Source data
+++
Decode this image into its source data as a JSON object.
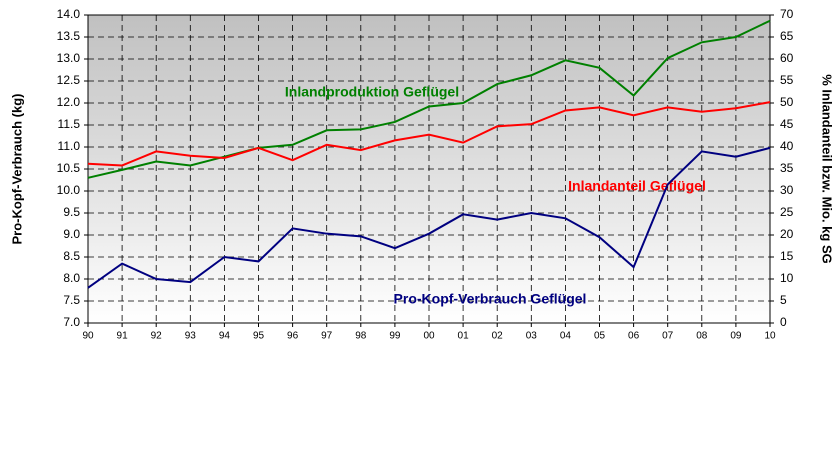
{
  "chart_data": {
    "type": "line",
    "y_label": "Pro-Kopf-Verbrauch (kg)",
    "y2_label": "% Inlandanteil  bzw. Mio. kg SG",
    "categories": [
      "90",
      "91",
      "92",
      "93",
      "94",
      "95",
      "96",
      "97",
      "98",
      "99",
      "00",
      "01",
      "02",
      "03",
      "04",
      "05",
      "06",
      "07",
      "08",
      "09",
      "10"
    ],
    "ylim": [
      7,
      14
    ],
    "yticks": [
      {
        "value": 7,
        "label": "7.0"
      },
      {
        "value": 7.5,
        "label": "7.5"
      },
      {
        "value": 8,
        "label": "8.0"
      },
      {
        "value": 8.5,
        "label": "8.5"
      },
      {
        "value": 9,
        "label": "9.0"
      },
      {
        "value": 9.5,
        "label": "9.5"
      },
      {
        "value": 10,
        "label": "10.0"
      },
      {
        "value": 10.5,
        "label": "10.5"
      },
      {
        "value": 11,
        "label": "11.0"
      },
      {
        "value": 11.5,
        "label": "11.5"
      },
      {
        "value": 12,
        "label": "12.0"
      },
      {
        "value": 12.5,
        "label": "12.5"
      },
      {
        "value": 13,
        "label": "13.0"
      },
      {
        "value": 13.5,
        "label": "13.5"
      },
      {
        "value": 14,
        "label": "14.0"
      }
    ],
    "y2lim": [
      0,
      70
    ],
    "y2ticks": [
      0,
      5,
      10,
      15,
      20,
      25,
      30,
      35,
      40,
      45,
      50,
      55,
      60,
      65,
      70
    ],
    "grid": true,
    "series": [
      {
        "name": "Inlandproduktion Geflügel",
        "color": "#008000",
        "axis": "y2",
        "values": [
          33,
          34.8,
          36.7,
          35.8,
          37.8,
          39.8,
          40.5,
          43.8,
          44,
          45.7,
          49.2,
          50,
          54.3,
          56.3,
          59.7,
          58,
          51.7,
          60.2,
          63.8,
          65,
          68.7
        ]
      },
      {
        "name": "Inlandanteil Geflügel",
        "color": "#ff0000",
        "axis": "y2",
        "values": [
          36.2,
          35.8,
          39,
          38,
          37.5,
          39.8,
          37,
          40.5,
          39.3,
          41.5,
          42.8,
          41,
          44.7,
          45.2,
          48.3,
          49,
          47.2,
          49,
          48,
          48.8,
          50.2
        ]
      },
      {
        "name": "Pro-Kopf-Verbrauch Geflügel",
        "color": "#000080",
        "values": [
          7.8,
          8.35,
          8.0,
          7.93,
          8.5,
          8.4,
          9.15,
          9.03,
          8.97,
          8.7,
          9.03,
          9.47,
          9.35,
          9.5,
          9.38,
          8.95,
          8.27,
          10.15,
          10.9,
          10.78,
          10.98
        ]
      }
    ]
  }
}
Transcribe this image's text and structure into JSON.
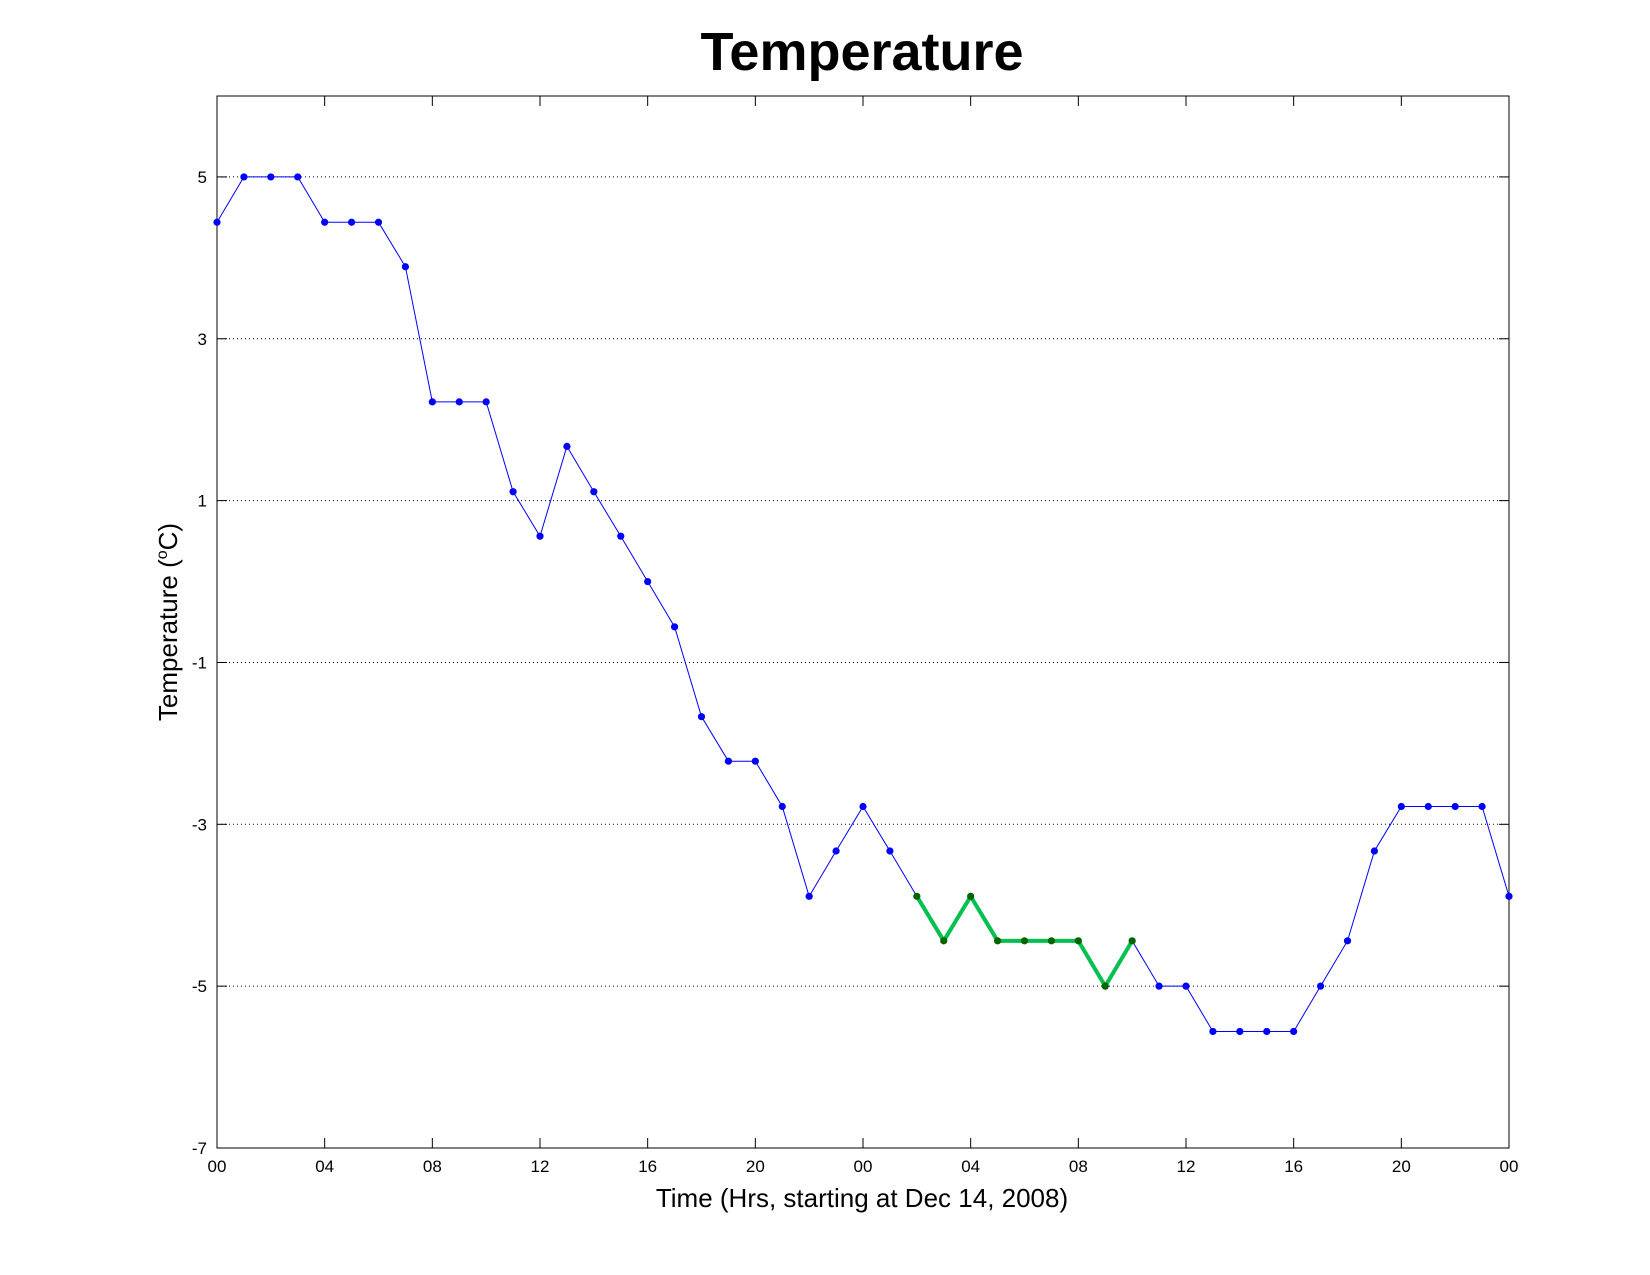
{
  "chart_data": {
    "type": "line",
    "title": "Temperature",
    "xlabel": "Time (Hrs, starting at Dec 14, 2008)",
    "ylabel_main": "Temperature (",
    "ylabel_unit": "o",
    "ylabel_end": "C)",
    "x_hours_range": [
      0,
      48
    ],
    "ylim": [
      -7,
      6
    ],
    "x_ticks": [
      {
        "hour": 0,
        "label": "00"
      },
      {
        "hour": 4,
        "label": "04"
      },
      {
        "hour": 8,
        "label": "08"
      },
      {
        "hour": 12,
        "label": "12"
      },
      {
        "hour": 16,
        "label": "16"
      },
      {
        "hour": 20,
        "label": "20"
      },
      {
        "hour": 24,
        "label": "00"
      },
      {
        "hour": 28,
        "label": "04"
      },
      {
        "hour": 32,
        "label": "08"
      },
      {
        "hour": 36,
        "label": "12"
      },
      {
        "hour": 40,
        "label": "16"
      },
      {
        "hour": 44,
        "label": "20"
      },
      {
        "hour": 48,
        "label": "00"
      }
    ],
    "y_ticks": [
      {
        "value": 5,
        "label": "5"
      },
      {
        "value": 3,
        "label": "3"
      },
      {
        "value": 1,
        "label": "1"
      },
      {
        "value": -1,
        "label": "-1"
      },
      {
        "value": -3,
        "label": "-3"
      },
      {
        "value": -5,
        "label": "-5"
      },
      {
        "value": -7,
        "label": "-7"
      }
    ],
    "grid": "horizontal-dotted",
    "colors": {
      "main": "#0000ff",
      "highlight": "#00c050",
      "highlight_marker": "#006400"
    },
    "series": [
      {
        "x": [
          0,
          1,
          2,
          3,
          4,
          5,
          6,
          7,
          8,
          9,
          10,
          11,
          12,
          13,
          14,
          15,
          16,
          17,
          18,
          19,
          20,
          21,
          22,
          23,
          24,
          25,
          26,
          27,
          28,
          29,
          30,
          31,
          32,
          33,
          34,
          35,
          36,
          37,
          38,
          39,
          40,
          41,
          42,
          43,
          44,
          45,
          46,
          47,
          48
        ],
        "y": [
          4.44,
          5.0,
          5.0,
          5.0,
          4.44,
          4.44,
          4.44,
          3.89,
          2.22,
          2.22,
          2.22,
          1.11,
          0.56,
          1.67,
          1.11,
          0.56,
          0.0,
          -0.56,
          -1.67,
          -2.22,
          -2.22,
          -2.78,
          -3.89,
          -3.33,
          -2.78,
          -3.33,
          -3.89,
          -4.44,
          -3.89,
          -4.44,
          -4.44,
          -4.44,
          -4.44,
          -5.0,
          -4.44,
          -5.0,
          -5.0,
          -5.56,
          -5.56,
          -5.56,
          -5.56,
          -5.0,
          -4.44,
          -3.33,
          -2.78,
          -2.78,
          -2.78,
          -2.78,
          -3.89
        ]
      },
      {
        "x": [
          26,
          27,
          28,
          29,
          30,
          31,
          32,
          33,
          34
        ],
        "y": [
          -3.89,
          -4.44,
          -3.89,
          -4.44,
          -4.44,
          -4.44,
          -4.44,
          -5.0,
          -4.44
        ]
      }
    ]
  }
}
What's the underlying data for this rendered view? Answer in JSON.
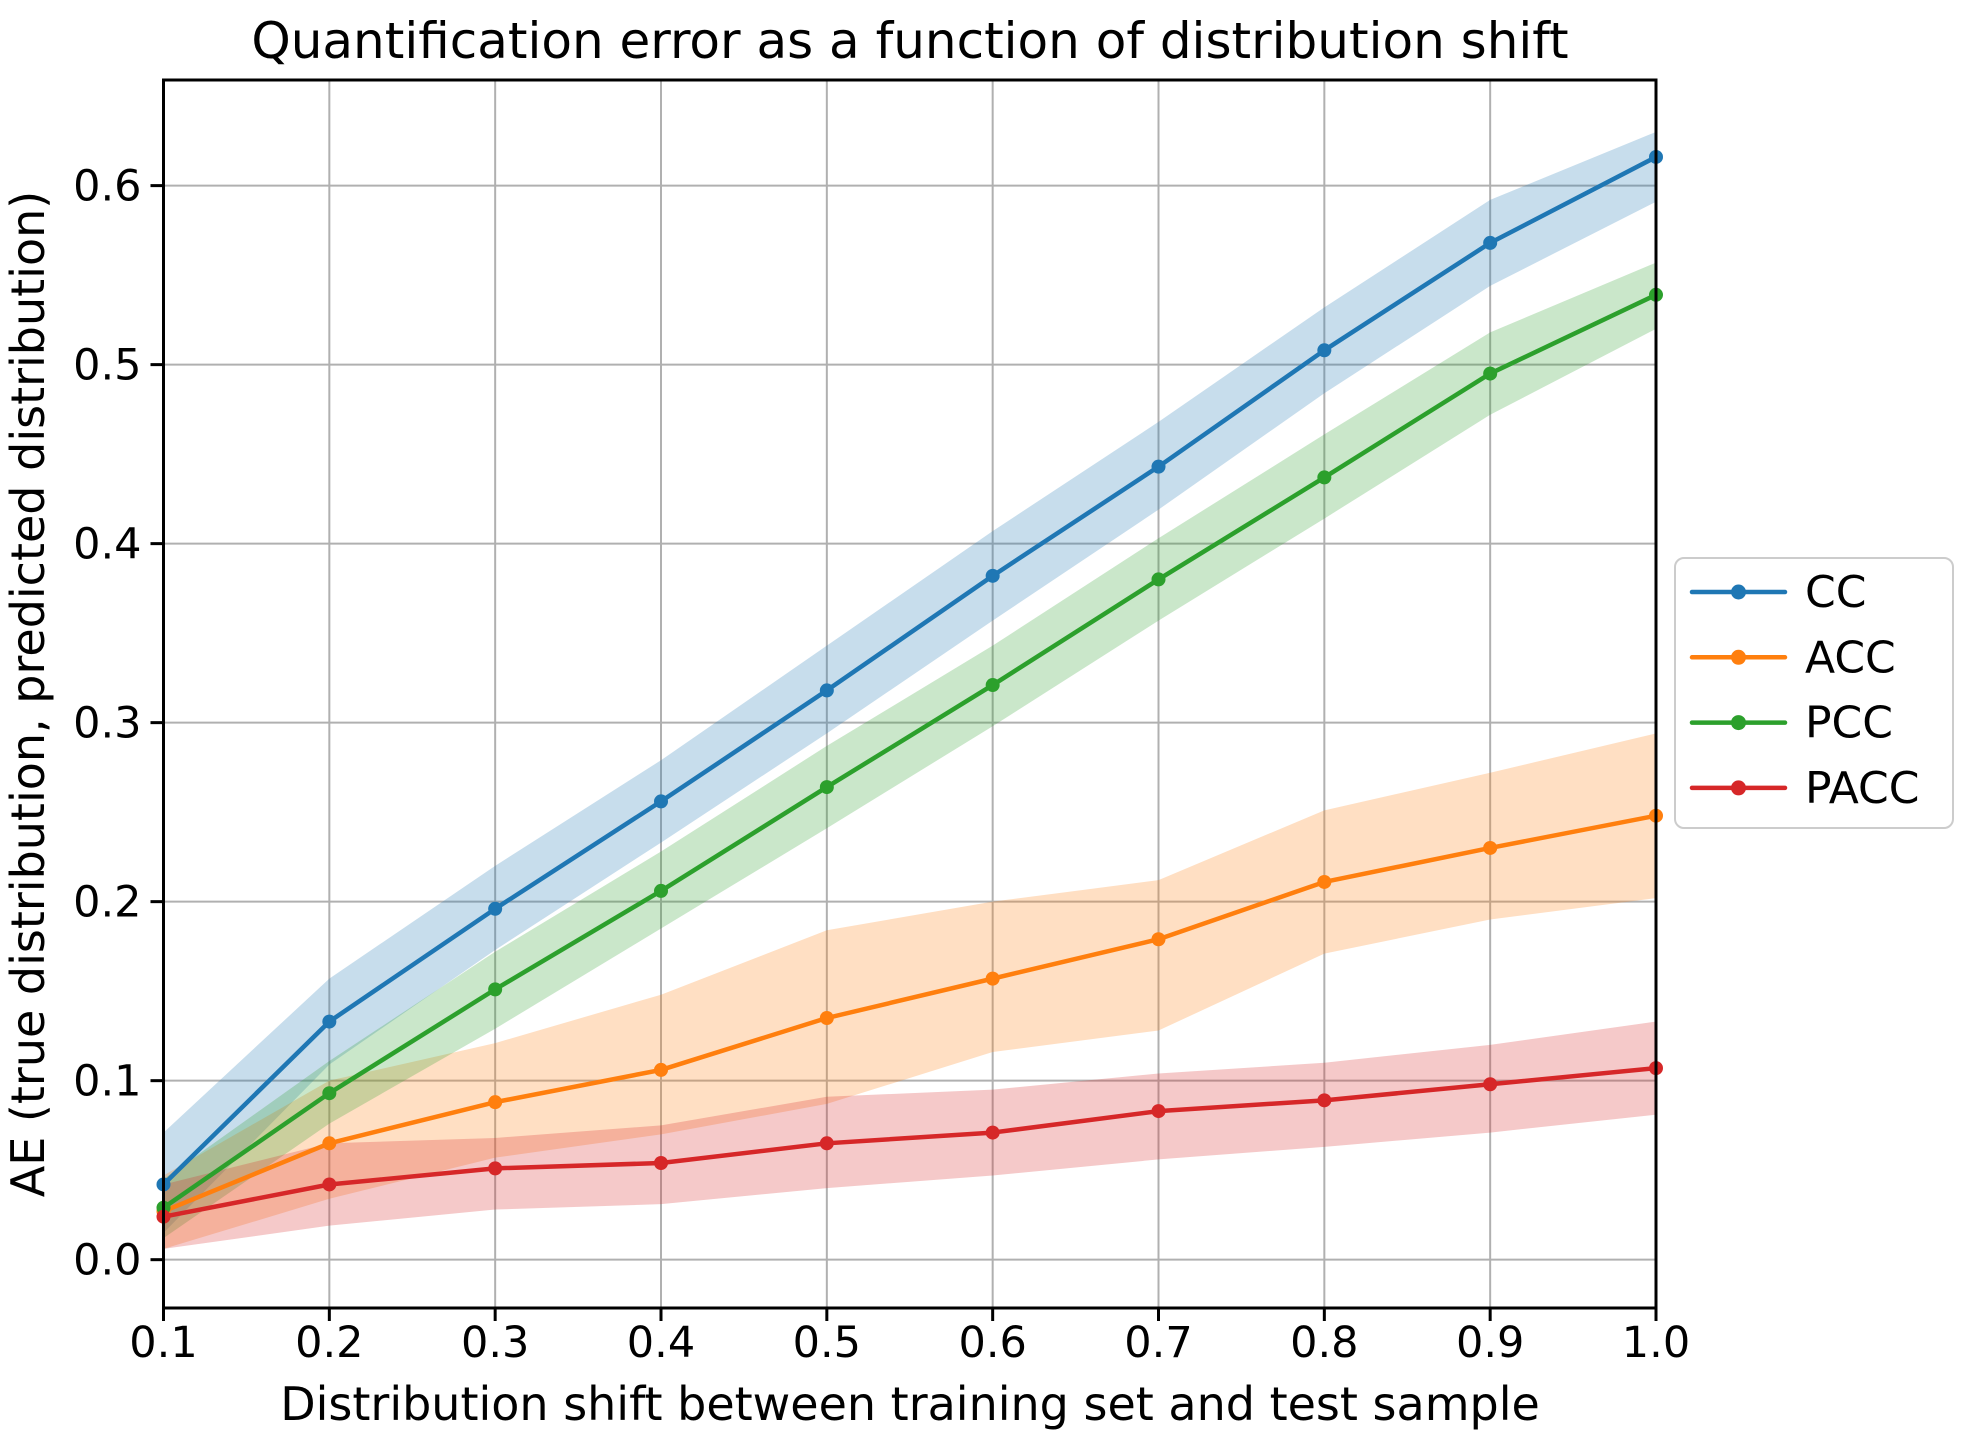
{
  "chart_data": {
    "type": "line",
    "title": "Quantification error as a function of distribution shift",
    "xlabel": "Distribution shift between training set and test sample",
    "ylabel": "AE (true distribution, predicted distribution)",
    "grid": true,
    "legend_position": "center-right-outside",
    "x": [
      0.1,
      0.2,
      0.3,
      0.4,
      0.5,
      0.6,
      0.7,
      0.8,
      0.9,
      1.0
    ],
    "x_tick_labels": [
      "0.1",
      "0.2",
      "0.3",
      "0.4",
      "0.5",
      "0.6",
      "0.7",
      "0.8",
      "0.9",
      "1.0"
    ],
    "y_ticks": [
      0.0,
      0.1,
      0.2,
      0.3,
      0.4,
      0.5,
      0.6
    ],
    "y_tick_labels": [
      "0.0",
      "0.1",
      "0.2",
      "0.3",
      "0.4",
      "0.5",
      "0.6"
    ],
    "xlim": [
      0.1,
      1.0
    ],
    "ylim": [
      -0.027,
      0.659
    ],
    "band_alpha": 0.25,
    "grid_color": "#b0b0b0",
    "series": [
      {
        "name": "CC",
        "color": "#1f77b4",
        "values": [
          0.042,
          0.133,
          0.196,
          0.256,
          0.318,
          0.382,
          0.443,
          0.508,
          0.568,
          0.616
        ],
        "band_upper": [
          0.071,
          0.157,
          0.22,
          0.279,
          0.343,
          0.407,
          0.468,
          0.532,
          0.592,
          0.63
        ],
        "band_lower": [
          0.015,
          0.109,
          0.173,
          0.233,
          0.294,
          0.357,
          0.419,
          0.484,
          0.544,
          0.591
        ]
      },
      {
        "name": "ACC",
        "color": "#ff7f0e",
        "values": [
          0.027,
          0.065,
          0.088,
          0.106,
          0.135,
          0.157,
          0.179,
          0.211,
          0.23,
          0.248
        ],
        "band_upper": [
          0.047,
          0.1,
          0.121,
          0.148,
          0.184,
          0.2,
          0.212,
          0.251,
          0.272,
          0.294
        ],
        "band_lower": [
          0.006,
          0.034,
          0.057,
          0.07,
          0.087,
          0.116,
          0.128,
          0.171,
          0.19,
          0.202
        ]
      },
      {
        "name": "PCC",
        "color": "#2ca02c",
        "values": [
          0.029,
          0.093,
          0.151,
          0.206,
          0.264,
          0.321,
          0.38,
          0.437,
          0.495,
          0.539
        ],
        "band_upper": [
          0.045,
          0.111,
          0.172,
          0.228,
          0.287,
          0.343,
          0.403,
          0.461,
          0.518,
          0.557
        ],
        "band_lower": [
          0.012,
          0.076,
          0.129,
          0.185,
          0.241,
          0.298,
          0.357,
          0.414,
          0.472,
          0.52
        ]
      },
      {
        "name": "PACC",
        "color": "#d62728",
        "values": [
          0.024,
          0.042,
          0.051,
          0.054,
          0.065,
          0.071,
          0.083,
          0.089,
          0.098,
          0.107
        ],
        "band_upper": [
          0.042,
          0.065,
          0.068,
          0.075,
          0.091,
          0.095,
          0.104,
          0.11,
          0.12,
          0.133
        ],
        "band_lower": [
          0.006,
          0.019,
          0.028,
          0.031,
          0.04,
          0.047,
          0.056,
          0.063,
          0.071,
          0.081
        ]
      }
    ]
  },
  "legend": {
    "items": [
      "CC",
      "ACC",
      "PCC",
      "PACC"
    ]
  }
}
+++
# To do
Report only the number of lines in the records that include the word "image".

# Result of this task
2